● **WRITTEN INSTRUCTION**
Identify the lines that contain the word "obstinacy" and copy each one.

--- EXERCISE DATA ---

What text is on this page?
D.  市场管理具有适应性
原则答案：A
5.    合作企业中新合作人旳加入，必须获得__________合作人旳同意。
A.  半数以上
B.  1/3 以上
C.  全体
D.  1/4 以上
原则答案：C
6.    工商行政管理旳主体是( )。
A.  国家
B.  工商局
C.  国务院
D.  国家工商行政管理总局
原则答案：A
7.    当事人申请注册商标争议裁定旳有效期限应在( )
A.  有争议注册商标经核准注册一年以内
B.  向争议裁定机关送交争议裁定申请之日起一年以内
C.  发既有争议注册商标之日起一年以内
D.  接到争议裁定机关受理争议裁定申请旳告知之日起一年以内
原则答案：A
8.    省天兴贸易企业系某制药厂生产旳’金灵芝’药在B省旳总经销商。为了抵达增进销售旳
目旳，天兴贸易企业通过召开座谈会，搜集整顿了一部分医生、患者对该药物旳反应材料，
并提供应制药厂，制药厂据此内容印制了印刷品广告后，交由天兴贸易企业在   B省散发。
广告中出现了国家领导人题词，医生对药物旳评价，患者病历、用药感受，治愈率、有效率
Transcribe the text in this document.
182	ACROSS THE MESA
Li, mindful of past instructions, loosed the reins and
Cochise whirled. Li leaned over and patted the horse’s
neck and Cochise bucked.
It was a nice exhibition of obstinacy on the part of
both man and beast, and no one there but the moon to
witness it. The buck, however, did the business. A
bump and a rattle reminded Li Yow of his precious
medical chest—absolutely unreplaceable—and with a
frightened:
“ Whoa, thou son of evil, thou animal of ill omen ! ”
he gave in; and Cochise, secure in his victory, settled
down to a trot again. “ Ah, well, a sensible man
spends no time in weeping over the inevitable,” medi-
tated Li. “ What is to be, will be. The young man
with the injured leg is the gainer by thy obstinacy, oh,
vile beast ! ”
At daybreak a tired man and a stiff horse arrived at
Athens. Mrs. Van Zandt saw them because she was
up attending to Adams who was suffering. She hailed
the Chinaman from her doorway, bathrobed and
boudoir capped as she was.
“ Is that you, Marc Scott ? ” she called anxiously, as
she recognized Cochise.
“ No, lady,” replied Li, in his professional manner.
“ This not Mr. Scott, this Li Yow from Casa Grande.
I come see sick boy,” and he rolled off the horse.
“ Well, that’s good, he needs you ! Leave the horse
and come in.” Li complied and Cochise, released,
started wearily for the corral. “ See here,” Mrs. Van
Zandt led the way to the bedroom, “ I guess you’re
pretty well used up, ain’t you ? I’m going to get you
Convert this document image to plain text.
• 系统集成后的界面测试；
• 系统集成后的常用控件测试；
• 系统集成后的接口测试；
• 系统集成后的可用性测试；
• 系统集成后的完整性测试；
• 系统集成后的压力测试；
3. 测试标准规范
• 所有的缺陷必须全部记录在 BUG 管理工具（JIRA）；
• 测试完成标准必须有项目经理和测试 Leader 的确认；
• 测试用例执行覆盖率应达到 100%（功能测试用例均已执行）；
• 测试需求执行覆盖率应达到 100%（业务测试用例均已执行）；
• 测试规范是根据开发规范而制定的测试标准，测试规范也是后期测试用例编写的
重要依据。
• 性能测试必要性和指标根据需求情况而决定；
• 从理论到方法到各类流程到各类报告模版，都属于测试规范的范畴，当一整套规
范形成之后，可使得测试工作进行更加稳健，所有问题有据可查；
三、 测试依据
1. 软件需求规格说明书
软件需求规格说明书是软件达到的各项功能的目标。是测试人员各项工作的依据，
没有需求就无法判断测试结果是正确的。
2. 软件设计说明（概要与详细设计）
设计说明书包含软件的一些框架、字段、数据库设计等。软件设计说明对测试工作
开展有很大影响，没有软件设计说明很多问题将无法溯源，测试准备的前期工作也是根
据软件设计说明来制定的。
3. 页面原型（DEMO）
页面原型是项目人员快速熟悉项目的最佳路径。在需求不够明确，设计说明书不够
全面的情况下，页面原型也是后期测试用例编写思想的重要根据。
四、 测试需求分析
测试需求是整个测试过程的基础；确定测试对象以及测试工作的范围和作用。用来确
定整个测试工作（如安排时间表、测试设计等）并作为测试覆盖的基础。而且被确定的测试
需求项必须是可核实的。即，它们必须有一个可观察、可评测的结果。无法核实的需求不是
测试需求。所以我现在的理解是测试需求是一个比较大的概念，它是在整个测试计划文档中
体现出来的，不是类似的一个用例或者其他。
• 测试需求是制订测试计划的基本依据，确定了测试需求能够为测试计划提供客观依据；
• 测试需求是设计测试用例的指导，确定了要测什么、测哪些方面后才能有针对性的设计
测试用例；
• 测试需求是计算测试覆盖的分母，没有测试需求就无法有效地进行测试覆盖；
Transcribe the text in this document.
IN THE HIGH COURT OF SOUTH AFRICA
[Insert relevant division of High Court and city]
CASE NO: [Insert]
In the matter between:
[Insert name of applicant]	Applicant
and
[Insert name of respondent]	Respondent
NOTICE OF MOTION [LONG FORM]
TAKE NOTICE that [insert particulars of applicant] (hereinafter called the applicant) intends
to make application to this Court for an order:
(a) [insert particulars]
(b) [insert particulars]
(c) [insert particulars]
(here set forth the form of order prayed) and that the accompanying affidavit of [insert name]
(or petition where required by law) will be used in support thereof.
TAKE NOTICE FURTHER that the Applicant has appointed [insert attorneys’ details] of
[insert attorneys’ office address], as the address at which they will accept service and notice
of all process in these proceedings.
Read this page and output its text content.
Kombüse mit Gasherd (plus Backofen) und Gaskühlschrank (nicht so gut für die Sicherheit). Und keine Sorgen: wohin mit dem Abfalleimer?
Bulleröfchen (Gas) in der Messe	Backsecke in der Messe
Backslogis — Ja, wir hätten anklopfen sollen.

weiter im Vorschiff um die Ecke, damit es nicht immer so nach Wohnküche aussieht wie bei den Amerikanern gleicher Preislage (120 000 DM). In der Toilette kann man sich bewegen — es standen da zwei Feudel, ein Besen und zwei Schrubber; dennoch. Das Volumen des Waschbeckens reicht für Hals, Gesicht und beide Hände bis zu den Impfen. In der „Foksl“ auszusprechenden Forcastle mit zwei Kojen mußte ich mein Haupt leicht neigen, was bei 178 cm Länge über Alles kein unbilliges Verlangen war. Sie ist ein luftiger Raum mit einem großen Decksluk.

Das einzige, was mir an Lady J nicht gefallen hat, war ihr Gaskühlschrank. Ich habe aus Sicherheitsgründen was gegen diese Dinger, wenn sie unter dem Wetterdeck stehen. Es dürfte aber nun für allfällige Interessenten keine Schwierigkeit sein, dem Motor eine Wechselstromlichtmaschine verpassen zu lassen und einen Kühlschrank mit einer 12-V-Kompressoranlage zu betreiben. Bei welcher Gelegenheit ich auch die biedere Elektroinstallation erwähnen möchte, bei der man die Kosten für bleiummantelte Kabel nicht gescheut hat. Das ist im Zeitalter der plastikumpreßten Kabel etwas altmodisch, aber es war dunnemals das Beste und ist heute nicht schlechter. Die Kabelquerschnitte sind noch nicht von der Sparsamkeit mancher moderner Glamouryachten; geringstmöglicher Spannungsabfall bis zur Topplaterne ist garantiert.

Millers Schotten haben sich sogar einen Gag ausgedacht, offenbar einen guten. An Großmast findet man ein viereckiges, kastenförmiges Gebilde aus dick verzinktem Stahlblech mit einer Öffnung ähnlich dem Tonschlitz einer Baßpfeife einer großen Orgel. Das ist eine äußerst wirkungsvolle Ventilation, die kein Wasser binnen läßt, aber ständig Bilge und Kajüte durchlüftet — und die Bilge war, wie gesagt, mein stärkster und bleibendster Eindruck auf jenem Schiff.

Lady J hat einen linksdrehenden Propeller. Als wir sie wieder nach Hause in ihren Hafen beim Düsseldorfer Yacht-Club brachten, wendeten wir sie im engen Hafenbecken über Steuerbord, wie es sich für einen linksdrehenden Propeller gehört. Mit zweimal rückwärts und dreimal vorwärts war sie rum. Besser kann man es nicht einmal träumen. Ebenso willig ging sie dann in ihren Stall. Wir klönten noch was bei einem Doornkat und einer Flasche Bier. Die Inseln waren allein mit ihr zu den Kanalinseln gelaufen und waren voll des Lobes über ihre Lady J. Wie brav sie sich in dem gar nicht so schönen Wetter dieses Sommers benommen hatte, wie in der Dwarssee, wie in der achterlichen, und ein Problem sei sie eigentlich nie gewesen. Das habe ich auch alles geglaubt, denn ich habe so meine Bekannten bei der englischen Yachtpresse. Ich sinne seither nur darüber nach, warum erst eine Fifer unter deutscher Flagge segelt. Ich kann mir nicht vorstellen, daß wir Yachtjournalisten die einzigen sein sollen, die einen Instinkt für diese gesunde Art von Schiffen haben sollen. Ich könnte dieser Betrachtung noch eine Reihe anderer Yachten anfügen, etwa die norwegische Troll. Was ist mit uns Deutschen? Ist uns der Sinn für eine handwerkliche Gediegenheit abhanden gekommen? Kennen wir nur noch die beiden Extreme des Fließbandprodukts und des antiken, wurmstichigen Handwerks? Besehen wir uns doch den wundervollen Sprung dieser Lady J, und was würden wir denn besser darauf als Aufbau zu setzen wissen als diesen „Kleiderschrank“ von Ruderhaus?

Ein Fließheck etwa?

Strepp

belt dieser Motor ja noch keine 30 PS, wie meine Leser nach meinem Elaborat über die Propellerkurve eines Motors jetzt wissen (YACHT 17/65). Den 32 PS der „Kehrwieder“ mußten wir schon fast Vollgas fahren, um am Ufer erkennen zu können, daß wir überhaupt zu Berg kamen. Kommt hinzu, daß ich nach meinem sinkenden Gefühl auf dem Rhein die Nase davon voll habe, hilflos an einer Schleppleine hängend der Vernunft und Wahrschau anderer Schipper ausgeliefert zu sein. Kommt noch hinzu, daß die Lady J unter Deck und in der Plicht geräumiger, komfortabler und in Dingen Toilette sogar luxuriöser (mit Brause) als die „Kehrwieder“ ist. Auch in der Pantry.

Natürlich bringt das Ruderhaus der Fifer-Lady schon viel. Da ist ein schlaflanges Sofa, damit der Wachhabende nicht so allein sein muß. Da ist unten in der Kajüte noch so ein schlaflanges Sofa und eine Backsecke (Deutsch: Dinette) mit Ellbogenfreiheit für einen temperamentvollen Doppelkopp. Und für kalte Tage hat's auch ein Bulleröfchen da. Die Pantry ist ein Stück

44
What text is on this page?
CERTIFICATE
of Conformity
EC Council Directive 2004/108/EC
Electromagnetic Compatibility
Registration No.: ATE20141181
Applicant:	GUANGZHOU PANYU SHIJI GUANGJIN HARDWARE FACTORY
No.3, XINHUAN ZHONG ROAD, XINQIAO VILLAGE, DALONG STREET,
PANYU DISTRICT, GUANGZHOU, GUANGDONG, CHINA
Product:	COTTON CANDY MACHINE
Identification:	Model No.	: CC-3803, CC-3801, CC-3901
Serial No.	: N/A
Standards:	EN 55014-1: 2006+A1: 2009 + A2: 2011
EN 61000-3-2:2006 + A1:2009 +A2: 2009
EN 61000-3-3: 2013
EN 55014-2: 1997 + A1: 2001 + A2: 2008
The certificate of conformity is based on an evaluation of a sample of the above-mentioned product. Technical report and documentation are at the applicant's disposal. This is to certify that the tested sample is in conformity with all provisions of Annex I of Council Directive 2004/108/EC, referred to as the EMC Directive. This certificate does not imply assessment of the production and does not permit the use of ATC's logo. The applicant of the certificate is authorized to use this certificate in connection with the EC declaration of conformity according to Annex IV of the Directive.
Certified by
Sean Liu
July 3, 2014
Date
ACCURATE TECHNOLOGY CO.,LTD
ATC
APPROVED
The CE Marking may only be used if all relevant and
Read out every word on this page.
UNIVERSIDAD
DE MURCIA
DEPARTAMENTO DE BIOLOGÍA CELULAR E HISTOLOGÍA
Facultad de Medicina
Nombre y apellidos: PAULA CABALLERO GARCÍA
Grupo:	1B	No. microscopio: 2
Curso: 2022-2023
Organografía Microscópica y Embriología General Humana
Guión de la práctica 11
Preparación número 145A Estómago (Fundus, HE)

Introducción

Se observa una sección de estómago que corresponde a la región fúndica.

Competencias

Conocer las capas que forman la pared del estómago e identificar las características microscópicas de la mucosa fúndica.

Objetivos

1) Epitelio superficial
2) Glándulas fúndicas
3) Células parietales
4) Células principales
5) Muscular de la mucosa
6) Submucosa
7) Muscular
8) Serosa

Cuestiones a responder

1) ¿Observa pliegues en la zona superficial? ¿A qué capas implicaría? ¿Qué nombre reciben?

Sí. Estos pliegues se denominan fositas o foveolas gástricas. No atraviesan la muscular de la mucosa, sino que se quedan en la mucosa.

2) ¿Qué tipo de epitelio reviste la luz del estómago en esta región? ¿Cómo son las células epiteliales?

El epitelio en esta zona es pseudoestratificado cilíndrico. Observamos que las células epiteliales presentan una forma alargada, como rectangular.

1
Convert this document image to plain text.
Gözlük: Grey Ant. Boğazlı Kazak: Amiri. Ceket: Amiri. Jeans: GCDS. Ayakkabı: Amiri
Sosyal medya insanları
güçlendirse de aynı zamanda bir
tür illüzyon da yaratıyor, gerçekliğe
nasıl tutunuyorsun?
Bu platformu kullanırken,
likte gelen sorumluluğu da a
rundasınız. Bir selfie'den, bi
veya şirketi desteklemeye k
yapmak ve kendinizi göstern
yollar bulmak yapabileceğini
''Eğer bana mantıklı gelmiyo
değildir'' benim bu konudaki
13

---

● **CORRECT RESULT**
It was a nice exhibition of obstinacy on the part of
with the injured leg is the gainer by thy obstinacy, oh,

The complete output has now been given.